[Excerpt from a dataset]
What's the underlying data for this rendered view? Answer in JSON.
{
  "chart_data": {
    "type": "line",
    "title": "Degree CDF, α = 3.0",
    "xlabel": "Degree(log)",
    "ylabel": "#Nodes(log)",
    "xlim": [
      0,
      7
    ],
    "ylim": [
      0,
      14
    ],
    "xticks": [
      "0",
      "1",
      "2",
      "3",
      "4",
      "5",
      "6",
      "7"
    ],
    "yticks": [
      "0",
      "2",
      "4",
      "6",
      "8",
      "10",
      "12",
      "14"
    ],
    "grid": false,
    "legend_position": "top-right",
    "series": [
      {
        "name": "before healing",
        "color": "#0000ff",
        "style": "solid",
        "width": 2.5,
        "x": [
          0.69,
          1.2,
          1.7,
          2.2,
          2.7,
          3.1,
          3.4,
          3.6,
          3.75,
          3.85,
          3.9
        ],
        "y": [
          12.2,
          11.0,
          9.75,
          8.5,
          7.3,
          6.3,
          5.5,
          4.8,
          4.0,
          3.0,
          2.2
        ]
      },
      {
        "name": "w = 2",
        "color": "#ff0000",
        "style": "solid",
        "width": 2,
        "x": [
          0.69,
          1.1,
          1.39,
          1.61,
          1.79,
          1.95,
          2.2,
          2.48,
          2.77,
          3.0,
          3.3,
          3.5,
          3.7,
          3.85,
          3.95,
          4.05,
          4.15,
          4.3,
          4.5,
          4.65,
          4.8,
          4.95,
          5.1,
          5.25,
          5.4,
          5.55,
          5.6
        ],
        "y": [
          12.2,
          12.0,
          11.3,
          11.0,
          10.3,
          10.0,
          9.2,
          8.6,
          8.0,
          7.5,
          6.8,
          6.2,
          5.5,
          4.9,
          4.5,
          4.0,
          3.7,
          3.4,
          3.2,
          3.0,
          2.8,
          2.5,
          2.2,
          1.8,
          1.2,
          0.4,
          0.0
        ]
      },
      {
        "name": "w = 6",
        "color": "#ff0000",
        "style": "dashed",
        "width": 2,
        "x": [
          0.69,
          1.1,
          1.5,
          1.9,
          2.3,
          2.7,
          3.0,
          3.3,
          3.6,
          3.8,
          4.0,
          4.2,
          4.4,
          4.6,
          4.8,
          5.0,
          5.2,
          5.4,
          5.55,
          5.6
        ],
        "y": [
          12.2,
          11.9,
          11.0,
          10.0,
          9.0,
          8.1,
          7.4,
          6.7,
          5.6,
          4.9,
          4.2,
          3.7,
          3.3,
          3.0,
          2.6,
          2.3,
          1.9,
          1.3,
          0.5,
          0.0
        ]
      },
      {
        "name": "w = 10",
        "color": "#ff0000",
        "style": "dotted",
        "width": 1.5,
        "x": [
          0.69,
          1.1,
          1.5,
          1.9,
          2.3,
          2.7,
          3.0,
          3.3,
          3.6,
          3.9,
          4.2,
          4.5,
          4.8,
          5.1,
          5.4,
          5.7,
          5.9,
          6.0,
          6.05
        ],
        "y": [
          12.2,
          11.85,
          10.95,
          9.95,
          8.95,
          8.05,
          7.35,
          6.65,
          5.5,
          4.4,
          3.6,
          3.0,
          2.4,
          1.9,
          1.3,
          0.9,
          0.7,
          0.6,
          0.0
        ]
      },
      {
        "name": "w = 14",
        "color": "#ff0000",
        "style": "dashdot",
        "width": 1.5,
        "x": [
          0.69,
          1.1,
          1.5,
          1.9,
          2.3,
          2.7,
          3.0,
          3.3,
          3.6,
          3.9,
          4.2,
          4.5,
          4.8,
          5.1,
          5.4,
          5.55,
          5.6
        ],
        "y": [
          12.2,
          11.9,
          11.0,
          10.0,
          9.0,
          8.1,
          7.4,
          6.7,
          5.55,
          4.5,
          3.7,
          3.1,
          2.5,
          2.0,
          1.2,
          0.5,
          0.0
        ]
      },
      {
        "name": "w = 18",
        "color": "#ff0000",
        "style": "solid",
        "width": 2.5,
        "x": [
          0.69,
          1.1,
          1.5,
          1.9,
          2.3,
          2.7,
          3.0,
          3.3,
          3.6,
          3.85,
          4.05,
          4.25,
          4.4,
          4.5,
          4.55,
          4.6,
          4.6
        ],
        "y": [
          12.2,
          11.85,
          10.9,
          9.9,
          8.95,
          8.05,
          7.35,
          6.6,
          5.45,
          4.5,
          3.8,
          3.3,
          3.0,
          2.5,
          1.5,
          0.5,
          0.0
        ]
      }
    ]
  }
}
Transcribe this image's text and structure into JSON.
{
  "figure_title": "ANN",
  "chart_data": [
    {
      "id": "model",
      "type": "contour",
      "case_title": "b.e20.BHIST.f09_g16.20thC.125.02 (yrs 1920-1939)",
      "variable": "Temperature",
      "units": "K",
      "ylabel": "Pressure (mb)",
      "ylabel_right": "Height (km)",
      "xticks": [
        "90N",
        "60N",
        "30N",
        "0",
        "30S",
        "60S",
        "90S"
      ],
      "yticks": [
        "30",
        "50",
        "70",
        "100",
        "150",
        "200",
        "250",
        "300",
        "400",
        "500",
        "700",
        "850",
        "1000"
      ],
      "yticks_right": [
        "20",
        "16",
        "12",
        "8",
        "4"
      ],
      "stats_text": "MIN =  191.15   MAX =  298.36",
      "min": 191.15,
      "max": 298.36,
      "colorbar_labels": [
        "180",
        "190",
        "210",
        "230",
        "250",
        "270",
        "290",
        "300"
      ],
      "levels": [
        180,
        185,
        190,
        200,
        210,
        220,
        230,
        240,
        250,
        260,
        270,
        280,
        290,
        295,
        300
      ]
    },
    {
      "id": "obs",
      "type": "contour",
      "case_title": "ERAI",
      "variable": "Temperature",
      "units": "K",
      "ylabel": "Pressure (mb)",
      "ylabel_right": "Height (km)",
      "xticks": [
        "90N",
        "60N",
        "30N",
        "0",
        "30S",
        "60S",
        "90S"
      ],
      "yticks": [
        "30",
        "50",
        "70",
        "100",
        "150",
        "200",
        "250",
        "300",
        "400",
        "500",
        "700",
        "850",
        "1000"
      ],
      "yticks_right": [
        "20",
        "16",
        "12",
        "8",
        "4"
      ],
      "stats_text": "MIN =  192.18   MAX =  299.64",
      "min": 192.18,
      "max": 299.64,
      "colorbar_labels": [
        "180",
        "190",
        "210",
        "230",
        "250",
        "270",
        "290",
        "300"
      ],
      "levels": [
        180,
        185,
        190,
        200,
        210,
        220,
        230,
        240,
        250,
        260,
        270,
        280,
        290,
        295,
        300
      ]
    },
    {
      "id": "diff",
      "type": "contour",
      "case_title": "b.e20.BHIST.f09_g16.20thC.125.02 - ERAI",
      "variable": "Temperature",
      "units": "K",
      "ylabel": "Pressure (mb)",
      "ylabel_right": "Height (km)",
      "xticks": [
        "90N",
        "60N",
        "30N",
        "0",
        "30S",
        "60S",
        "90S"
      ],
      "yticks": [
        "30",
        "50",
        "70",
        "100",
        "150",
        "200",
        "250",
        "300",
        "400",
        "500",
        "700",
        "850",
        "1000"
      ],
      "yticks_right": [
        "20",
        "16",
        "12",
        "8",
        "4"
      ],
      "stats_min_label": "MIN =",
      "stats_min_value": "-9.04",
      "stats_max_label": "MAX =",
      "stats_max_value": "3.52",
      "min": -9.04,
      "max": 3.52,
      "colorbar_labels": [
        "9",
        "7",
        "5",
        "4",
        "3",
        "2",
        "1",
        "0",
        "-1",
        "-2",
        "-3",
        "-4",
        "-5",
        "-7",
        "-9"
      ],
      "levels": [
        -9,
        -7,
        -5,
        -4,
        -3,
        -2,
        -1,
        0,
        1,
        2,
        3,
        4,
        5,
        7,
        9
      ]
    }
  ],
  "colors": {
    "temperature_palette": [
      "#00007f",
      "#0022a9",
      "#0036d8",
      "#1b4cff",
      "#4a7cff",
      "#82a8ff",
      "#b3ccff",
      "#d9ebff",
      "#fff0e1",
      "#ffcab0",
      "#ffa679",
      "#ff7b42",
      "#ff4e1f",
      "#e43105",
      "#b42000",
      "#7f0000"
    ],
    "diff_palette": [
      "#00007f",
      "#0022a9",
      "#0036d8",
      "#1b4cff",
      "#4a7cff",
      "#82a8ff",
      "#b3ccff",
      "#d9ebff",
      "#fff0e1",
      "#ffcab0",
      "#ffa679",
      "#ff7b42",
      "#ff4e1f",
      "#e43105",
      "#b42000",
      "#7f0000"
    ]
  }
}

● Required work
Identify every line holding the word "BHIST" and copy it out.

● Response below
      "case_title": "b.e20.BHIST.f09_g16.20thC.125.02 (yrs 1920-1939)",
      "case_title": "b.e20.BHIST.f09_g16.20thC.125.02 - ERAI",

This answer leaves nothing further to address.